# Task goal
Reproduce the records below exactly as given.

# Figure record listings
• • • • • • •
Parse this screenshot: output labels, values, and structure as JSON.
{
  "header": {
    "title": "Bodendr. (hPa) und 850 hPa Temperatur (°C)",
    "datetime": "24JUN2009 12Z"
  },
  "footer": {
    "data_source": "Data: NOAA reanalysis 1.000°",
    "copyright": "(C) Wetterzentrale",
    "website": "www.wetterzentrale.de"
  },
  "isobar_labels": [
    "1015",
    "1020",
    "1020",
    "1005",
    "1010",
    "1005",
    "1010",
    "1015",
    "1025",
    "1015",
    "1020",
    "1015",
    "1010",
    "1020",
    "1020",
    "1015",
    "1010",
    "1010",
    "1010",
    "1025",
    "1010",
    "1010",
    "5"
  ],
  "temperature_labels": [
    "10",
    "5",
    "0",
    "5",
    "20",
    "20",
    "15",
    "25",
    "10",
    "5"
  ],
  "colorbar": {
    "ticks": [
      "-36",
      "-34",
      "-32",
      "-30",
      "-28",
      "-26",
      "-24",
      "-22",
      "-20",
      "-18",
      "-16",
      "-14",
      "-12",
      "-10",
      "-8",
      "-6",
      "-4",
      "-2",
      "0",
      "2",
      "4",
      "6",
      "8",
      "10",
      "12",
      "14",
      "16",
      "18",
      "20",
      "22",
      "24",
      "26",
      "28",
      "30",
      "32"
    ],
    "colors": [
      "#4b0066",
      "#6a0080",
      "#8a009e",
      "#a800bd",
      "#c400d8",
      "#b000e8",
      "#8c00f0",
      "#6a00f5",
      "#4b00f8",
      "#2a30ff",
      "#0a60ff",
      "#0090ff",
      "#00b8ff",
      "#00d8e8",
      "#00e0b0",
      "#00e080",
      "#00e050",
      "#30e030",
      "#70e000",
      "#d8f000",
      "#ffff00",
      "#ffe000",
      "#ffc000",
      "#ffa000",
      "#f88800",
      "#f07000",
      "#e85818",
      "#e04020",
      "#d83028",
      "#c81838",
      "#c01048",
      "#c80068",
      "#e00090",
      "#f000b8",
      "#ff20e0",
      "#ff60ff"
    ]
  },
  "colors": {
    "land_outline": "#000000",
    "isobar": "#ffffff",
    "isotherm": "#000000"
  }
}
• • • • • • •
# Output
Parse this screenshot: output labels, values, and structure as JSON.
{
  "header": {
    "title": "Bodendr. (hPa) und 850 hPa Temperatur (°C)",
    "datetime": "24JUN2009 12Z"
  },
  "footer": {
    "data_source": "Data: NOAA reanalysis 1.000°",
    "copyright": "(C) Wetterzentrale",
    "website": "www.wetterzentrale.de"
  },
  "isobar_labels": [
    "1015",
    "1020",
    "1020",
    "1005",
    "1010",
    "1005",
    "1010",
    "1015",
    "1025",
    "1015",
    "1020",
    "1015",
    "1010",
    "1020",
    "1020",
    "1015",
    "1010",
    "1010",
    "1010",
    "1025",
    "1010",
    "1010",
    "5"
  ],
  "temperature_labels": [
    "10",
    "5",
    "0",
    "5",
    "20",
    "20",
    "15",
    "25",
    "10",
    "5"
  ],
  "colorbar": {
    "ticks": [
      "-36",
      "-34",
      "-32",
      "-30",
      "-28",
      "-26",
      "-24",
      "-22",
      "-20",
      "-18",
      "-16",
      "-14",
      "-12",
      "-10",
      "-8",
      "-6",
      "-4",
      "-2",
      "0",
      "2",
      "4",
      "6",
      "8",
      "10",
      "12",
      "14",
      "16",
      "18",
      "20",
      "22",
      "24",
      "26",
      "28",
      "30",
      "32"
    ],
    "colors": [
      "#4b0066",
      "#6a0080",
      "#8a009e",
      "#a800bd",
      "#c400d8",
      "#b000e8",
      "#8c00f0",
      "#6a00f5",
      "#4b00f8",
      "#2a30ff",
      "#0a60ff",
      "#0090ff",
      "#00b8ff",
      "#00d8e8",
      "#00e0b0",
      "#00e080",
      "#00e050",
      "#30e030",
      "#70e000",
      "#d8f000",
      "#ffff00",
      "#ffe000",
      "#ffc000",
      "#ffa000",
      "#f88800",
      "#f07000",
      "#e85818",
      "#e04020",
      "#d83028",
      "#c81838",
      "#c01048",
      "#c80068",
      "#e00090",
      "#f000b8",
      "#ff20e0",
      "#ff60ff"
    ]
  },
  "colors": {
    "land_outline": "#000000",
    "isobar": "#ffffff",
    "isotherm": "#000000"
  }
}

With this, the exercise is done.